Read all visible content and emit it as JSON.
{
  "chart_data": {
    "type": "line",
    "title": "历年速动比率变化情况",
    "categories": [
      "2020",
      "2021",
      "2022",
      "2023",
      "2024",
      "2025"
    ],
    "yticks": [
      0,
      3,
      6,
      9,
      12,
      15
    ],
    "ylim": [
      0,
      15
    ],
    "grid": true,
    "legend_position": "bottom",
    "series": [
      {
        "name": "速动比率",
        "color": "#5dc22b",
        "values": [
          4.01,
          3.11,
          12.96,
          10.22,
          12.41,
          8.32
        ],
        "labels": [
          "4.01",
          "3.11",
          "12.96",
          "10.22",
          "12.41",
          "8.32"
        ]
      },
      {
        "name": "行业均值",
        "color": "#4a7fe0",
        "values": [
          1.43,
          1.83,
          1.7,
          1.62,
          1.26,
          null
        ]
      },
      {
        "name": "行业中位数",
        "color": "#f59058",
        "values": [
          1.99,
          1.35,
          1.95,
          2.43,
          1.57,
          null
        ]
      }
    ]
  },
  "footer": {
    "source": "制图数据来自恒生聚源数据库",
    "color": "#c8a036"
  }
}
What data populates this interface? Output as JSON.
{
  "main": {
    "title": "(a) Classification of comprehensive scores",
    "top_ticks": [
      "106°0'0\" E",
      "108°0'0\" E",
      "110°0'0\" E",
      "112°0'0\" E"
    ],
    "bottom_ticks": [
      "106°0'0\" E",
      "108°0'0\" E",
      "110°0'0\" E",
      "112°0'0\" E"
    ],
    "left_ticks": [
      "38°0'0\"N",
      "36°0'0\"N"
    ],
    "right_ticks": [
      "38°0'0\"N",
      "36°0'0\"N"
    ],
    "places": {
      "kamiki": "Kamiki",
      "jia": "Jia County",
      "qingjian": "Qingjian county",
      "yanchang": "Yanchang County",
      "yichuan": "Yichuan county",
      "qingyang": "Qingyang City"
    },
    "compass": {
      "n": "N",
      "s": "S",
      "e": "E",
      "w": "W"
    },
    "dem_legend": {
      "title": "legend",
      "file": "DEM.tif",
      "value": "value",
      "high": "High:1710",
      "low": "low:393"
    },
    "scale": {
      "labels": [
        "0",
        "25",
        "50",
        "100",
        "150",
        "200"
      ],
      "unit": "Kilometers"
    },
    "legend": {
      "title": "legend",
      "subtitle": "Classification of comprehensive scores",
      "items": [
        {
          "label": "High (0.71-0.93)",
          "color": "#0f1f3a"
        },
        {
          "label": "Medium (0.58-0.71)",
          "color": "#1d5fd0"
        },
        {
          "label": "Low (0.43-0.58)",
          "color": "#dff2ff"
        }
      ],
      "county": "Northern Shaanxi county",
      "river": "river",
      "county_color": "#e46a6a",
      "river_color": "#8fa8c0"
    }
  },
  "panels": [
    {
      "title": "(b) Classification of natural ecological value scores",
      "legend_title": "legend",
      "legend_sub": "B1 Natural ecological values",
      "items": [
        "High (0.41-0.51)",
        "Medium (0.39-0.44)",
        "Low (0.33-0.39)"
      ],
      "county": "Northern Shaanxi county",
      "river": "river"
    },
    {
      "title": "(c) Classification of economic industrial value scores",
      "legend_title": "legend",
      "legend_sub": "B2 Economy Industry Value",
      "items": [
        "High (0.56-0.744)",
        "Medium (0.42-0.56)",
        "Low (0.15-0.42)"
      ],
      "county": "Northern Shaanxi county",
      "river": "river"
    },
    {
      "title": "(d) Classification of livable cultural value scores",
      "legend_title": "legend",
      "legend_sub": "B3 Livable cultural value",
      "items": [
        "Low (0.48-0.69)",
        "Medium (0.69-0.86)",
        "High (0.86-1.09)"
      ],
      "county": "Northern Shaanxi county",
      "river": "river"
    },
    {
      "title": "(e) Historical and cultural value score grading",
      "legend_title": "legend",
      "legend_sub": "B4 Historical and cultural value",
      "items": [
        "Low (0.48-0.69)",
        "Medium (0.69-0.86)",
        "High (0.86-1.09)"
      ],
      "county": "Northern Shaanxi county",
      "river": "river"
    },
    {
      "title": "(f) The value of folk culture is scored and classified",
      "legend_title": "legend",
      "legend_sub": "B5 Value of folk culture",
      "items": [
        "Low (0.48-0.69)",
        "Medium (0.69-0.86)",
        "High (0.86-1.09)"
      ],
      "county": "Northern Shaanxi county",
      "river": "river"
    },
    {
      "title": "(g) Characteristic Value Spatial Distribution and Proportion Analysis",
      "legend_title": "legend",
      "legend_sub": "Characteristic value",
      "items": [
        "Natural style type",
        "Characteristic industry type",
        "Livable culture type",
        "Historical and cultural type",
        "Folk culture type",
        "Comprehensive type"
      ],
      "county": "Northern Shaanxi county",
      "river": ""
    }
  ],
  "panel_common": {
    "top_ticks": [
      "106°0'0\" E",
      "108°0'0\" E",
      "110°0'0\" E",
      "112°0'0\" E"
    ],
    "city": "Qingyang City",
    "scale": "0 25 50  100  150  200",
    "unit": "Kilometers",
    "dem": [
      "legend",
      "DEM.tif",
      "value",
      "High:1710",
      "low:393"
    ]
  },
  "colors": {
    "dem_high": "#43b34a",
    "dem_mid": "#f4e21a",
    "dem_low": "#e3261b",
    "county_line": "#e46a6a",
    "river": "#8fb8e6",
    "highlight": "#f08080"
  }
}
***
| Work to be completed |
Return all of the entries word for word.

| Result |
Read all visible content and emit it as JSON.
{
  "chart_data": {
    "type": "line",
    "title": "历年速动比率变化情况",
    "categories": [
      "2020",
      "2021",
      "2022",
      "2023",
      "2024",
      "2025"
    ],
    "yticks": [
      0,
      3,
      6,
      9,
      12,
      15
    ],
    "ylim": [
      0,
      15
    ],
    "grid": true,
    "legend_position": "bottom",
    "series": [
      {
        "name": "速动比率",
        "color": "#5dc22b",
        "values": [
          4.01,
          3.11,
          12.96,
          10.22,
          12.41,
          8.32
        ],
        "labels": [
          "4.01",
          "3.11",
          "12.96",
          "10.22",
          "12.41",
          "8.32"
        ]
      },
      {
        "name": "行业均值",
        "color": "#4a7fe0",
        "values": [
          1.43,
          1.83,
          1.7,
          1.62,
          1.26,
          null
        ]
      },
      {
        "name": "行业中位数",
        "color": "#f59058",
        "values": [
          1.99,
          1.35,
          1.95,
          2.43,
          1.57,
          null
        ]
      }
    ]
  },
  "footer": {
    "source": "制图数据来自恒生聚源数据库",
    "color": "#c8a036"
  }
}
What data populates this interface? Output as JSON.
{
  "main": {
    "title": "(a) Classification of comprehensive scores",
    "top_ticks": [
      "106°0'0\" E",
      "108°0'0\" E",
      "110°0'0\" E",
      "112°0'0\" E"
    ],
    "bottom_ticks": [
      "106°0'0\" E",
      "108°0'0\" E",
      "110°0'0\" E",
      "112°0'0\" E"
    ],
    "left_ticks": [
      "38°0'0\"N",
      "36°0'0\"N"
    ],
    "right_ticks": [
      "38°0'0\"N",
      "36°0'0\"N"
    ],
    "places": {
      "kamiki": "Kamiki",
      "jia": "Jia County",
      "qingjian": "Qingjian county",
      "yanchang": "Yanchang County",
      "yichuan": "Yichuan county",
      "qingyang": "Qingyang City"
    },
    "compass": {
      "n": "N",
      "s": "S",
      "e": "E",
      "w": "W"
    },
    "dem_legend": {
      "title": "legend",
      "file": "DEM.tif",
      "value": "value",
      "high": "High:1710",
      "low": "low:393"
    },
    "scale": {
      "labels": [
        "0",
        "25",
        "50",
        "100",
        "150",
        "200"
      ],
      "unit": "Kilometers"
    },
    "legend": {
      "title": "legend",
      "subtitle": "Classification of comprehensive scores",
      "items": [
        {
          "label": "High (0.71-0.93)",
          "color": "#0f1f3a"
        },
        {
          "label": "Medium (0.58-0.71)",
          "color": "#1d5fd0"
        },
        {
          "label": "Low (0.43-0.58)",
          "color": "#dff2ff"
        }
      ],
      "county": "Northern Shaanxi county",
      "river": "river",
      "county_color": "#e46a6a",
      "river_color": "#8fa8c0"
    }
  },
  "panels": [
    {
      "title": "(b) Classification of natural ecological value scores",
      "legend_title": "legend",
      "legend_sub": "B1 Natural ecological values",
      "items": [
        "High (0.41-0.51)",
        "Medium (0.39-0.44)",
        "Low (0.33-0.39)"
      ],
      "county": "Northern Shaanxi county",
      "river": "river"
    },
    {
      "title": "(c) Classification of economic industrial value scores",
      "legend_title": "legend",
      "legend_sub": "B2 Economy Industry Value",
      "items": [
        "High (0.56-0.744)",
        "Medium (0.42-0.56)",
        "Low (0.15-0.42)"
      ],
      "county": "Northern Shaanxi county",
      "river": "river"
    },
    {
      "title": "(d) Classification of livable cultural value scores",
      "legend_title": "legend",
      "legend_sub": "B3 Livable cultural value",
      "items": [
        "Low (0.48-0.69)",
        "Medium (0.69-0.86)",
        "High (0.86-1.09)"
      ],
      "county": "Northern Shaanxi county",
      "river": "river"
    },
    {
      "title": "(e) Historical and cultural value score grading",
      "legend_title": "legend",
      "legend_sub": "B4 Historical and cultural value",
      "items": [
        "Low (0.48-0.69)",
        "Medium (0.69-0.86)",
        "High (0.86-1.09)"
      ],
      "county": "Northern Shaanxi county",
      "river": "river"
    },
    {
      "title": "(f) The value of folk culture is scored and classified",
      "legend_title": "legend",
      "legend_sub": "B5 Value of folk culture",
      "items": [
        "Low (0.48-0.69)",
        "Medium (0.69-0.86)",
        "High (0.86-1.09)"
      ],
      "county": "Northern Shaanxi county",
      "river": "river"
    },
    {
      "title": "(g) Characteristic Value Spatial Distribution and Proportion Analysis",
      "legend_title": "legend",
      "legend_sub": "Characteristic value",
      "items": [
        "Natural style type",
        "Characteristic industry type",
        "Livable culture type",
        "Historical and cultural type",
        "Folk culture type",
        "Comprehensive type"
      ],
      "county": "Northern Shaanxi county",
      "river": ""
    }
  ],
  "panel_common": {
    "top_ticks": [
      "106°0'0\" E",
      "108°0'0\" E",
      "110°0'0\" E",
      "112°0'0\" E"
    ],
    "city": "Qingyang City",
    "scale": "0 25 50  100  150  200",
    "unit": "Kilometers",
    "dem": [
      "legend",
      "DEM.tif",
      "value",
      "High:1710",
      "low:393"
    ]
  },
  "colors": {
    "dem_high": "#43b34a",
    "dem_mid": "#f4e21a",
    "dem_low": "#e3261b",
    "county_line": "#e46a6a",
    "river": "#8fb8e6",
    "highlight": "#f08080"
  }
}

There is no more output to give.